PROBLEM TO WORK ON → Using the listing below, give the number of lines where "this" appears, and nothing else.

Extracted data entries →
━━━━━━━━━━━━━━━━━━━━

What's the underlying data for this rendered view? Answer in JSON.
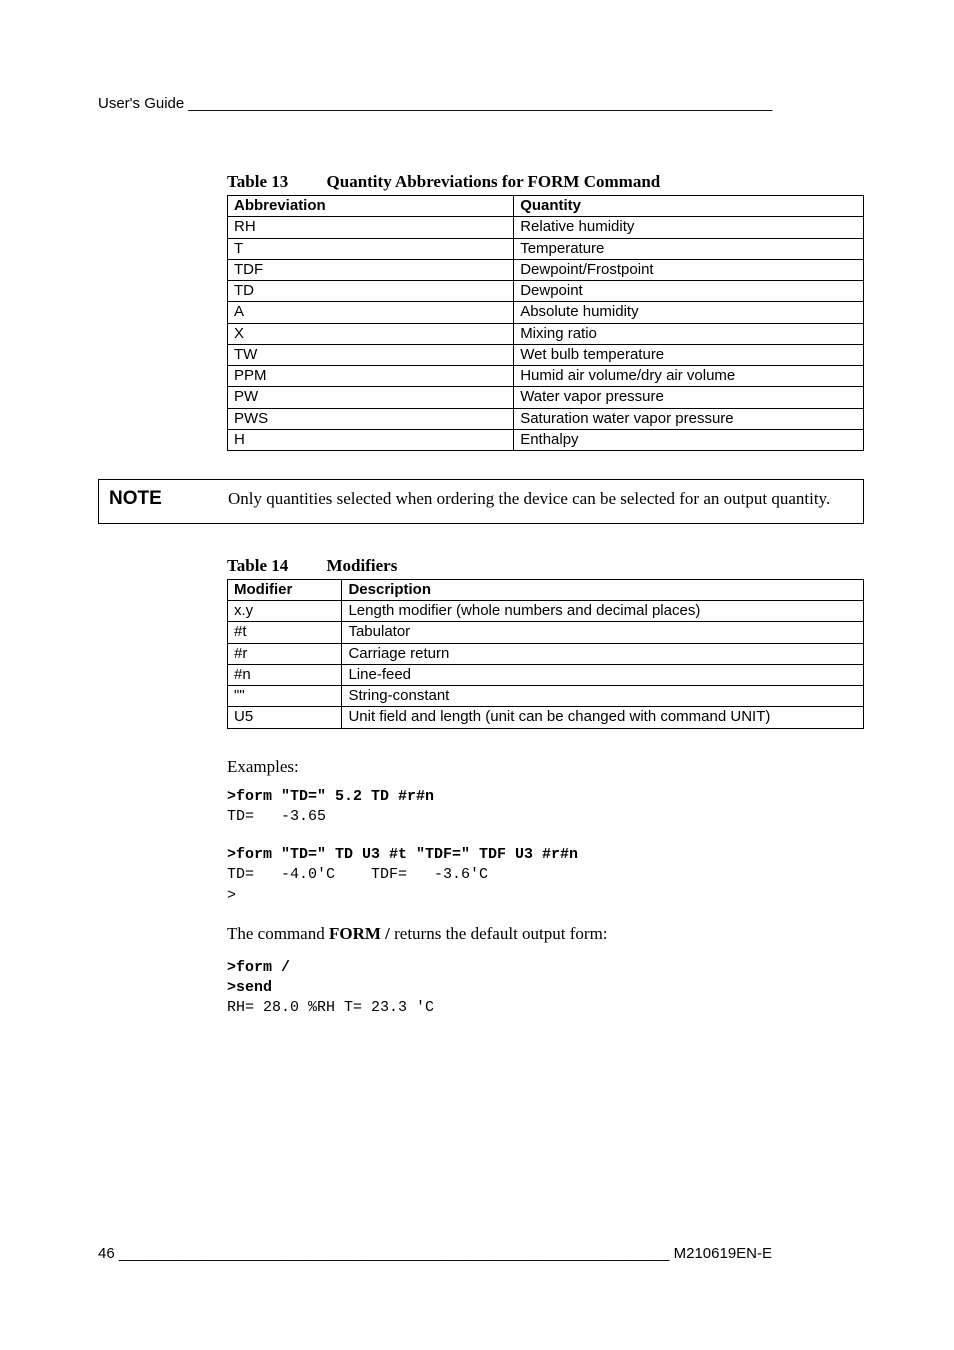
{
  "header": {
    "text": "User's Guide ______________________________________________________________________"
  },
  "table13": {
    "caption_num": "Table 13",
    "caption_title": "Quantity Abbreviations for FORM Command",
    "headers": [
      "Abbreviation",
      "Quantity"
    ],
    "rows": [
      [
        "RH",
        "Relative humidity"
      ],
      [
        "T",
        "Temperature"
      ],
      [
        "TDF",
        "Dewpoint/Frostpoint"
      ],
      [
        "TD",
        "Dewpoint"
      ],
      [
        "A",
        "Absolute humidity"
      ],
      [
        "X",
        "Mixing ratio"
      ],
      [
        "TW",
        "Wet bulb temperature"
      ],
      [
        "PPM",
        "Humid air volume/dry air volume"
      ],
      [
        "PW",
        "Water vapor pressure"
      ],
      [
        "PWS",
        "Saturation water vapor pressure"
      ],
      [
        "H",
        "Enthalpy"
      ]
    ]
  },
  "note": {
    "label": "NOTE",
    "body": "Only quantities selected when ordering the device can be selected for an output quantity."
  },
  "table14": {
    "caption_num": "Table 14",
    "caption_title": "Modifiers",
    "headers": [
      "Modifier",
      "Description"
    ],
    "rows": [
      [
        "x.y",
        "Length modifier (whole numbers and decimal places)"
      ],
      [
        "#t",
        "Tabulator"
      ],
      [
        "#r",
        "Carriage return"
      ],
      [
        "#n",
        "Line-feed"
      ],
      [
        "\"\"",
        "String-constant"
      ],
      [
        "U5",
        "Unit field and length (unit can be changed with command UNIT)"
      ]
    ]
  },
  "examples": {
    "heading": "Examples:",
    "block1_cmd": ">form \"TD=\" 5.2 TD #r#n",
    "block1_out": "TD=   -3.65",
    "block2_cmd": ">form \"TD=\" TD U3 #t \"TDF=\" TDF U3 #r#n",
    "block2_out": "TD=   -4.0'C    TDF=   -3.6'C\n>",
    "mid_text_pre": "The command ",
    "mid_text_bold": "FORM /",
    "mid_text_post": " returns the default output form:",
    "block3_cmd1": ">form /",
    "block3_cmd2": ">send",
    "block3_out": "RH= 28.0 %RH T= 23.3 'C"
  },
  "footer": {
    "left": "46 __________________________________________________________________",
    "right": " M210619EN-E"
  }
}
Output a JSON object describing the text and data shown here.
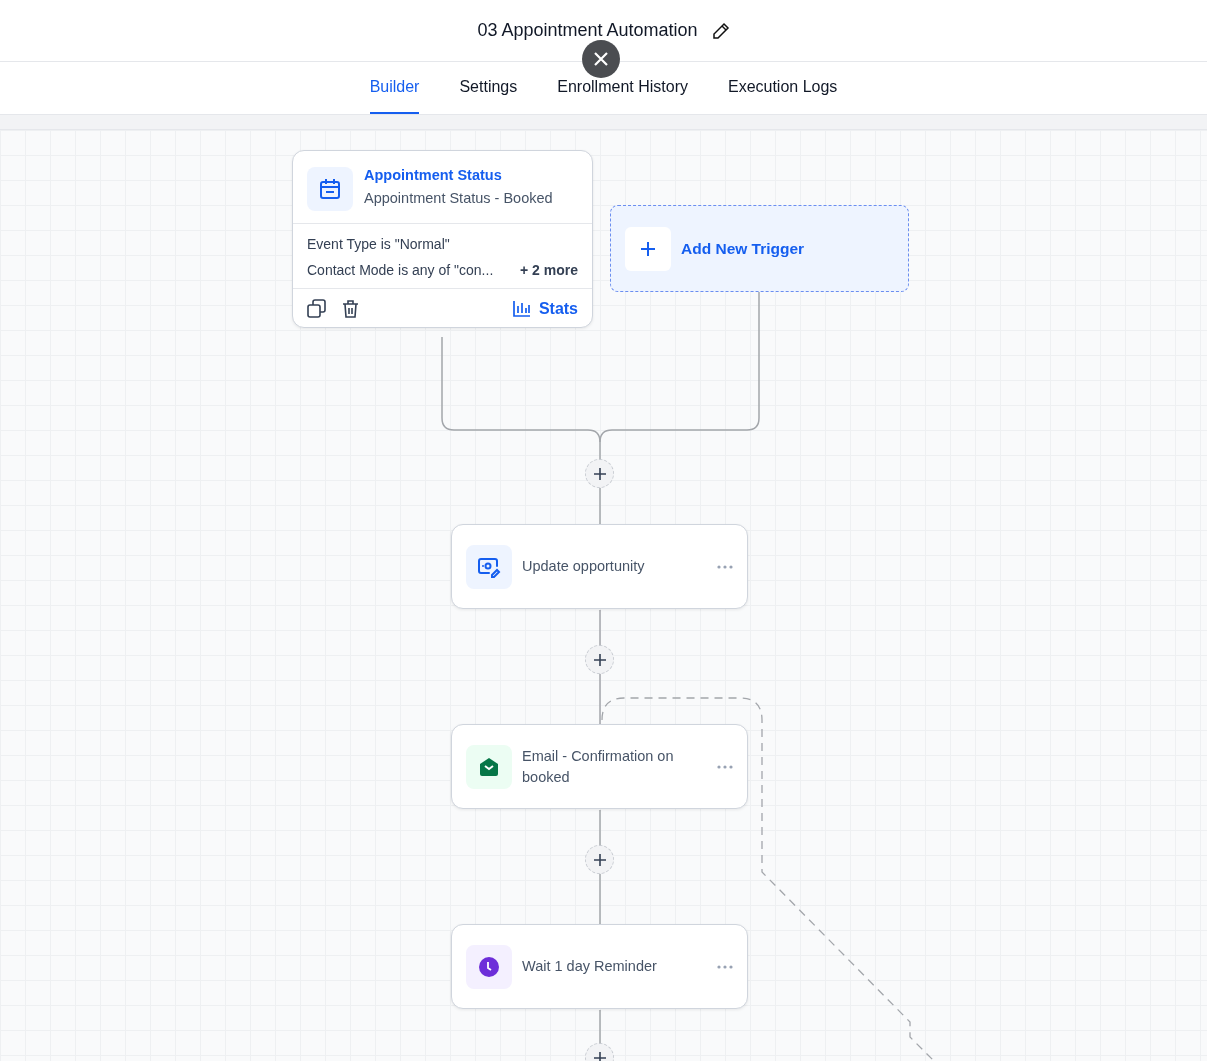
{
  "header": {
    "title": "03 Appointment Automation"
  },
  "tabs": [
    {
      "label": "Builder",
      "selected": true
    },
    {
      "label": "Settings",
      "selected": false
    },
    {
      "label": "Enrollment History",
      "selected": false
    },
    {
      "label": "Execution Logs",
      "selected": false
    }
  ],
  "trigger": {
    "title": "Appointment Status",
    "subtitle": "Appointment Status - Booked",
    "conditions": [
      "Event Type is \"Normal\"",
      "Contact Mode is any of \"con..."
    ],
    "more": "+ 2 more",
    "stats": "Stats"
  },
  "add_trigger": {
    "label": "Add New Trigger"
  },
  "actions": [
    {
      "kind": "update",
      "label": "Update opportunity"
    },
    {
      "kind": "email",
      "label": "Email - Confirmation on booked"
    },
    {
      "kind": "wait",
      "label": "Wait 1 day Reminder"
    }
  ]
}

━━━━━━━━━━━━━━━━━━━━

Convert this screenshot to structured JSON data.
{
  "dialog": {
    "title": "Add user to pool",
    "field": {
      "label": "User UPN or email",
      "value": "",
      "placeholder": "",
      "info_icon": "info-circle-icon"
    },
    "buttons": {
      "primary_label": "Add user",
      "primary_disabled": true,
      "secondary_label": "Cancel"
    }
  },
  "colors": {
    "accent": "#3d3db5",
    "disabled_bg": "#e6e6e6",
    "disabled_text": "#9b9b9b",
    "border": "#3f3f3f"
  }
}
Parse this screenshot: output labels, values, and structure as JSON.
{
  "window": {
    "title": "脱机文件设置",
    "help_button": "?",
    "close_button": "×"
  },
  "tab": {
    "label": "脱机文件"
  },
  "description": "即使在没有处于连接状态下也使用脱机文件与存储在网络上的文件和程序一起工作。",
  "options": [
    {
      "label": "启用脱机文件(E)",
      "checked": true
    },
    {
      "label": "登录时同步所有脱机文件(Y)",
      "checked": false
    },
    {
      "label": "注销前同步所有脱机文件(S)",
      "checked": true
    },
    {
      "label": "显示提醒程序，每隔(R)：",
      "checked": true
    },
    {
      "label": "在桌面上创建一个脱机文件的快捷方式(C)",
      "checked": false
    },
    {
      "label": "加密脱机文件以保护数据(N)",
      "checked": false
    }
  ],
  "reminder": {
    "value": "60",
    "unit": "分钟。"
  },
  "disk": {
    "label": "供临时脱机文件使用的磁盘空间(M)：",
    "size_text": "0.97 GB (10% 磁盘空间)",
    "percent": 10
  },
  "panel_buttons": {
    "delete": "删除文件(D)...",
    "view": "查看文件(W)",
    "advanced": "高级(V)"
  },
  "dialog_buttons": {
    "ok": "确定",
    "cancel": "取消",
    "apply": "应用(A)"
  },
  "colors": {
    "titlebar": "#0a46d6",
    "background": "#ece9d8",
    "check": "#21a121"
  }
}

━━━━━━━━━━━━━━━━━━━━

EXERCISE RESULT → 3